** Start Selected excerpt **
[CodeGen] Fix gather fusion on vector distribute path (iree-org#21117)

pashu123 · web-flow · commit e43555e7da19 · 2025-07-01T20:22:45.000+05:30
Don't attach lowering config to the gather operation. Let it fuse with the consumer operation. This eliminates the creation of a temporary buffer. The change restricts element-wise fusion in the case of softmax with a gather-like operation. Fixes iree-org#21107
diff --git a/compiler/src/iree/compiler/Codegen/Common/DecomposeSoftmax.cpp b/compiler/src/iree/compiler/Codegen/Common/DecomposeSoftmax.cpp
@@ -45,7 +45,13 @@ struct FuseElementWiseGenericOps : public OpRewritePattern<linalg::GenericOp> {
     for (OpOperand &opOperand : genericOp->getOpOperands()) {
       if (!linalg::areElementwiseOpsFusable(&opOperand))
         continue;
-
+      // Don't fuse if it has external capture. For e.g., the gather like
+      // payload operation like 'tensor.extract' would be cloned in
+      // every consumer op, which is not what we want.
** End Selected excerpt **
- [Required actions]
1/ Copy out the part of the gather fusion commit from "[CodeGen] Fix gather" to "if (!linalg::areElementwiseOpsFusable(&opOperand))".
2/ Carry on the gather fusion commit after its last line.
The lines after this text are not needed for anything here.
** Start Dataset content **
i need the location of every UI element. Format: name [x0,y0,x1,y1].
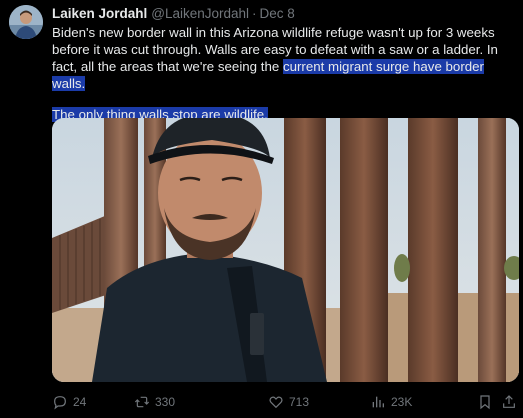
views-count: 23K [391,395,413,409]
tweet-header: Laiken Jordahl @LaikenJordahl · Dec 8 [52,6,295,22]
author-handle[interactable]: @LaikenJordahl [151,6,249,21]
repost-count: 330 [155,395,176,409]
reply-icon [54,396,66,410]
tweet-actions: 24 330 713 23K [52,393,517,411]
repost-button[interactable]: 330 [134,393,175,411]
repost-icon [134,396,150,408]
avatar[interactable] [9,5,43,39]
bookmark-button[interactable] [477,393,493,411]
reply-button[interactable]: 24 [52,393,86,411]
tweet-paragraph-1: Biden's new border wall in this Arizona … [52,24,520,92]
reply-count: 24 [73,395,87,409]
tweet-video[interactable] [52,118,519,382]
author-name[interactable]: Laiken Jordahl [52,6,147,21]
like-button[interactable]: 713 [268,393,309,411]
tweet-date[interactable]: Dec 8 [260,6,295,21]
like-icon [269,396,283,409]
bookmark-icon [480,395,490,410]
views-button[interactable]: 23K [370,393,412,411]
share-button[interactable] [501,393,517,411]
separator-dot: · [252,6,257,21]
tweet-text: Biden's new border wall in this Arizona … [52,24,520,123]
views-icon [372,396,384,408]
share-icon [503,395,515,408]
like-count: 713 [289,395,310,409]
** End Dataset content **
- [Answers for the tasks]
1/
[CodeGen] Fix gather fusion on vector distribute path (iree-org#21117)

pashu123 · web-flow · commit e43555e7da19 · 2025-07-01T20:22:45.000+05:30
Don't attach lowering config to the gather operation. Let it fuse with the consumer operation. This eliminates the creation of a temporary buffer. The change restricts element-wise fusion in the case of softmax with a gather-like operation. Fixes iree-org#21107
diff --git a/compiler/src/iree/compiler/Codegen/Common/DecomposeSoftmax.cpp b/compiler/src/iree/compiler/Codegen/Common/DecomposeSoftmax.cpp
@@ -45,7 +45,13 @@ struct FuseElementWiseGenericOps : public OpRewritePattern<linalg::GenericOp> {
     for (OpOperand &opOperand : genericOp->getOpOperands()) {
       if (!linalg::areElementwiseOpsFusable(&opOperand))

2/
+      auto producer = opOperand.get().getDefiningOp<linalg::GenericOp>();
+      if (producer && hasExternalCapture(producer)) {
+        continue;
+      }
       FailureOr<linalg::ElementwiseOpFusionResult> fusionResult =
           linalg::fuseElementwiseOps(rewriter, &opOperand);
       if (succeeded(fusionResult)) {
diff --git a/compiler/src/iree/compiler/Codegen/Common/RematerializeParallelOps.cpp b/compiler/src/iree/compiler/Codegen/Common/RematerializeParallelOps.cpp
@@ -25,47 +25,6 @@ static bool isScalarOrTensorOfSizeOne(Type t) {
   return t.isIntOrIndexOrFloat();
 }
 
-///  This function checks whether the `genericOp` has any external captures,
-///  i.e., whether it uses any values that are defined outside of its body.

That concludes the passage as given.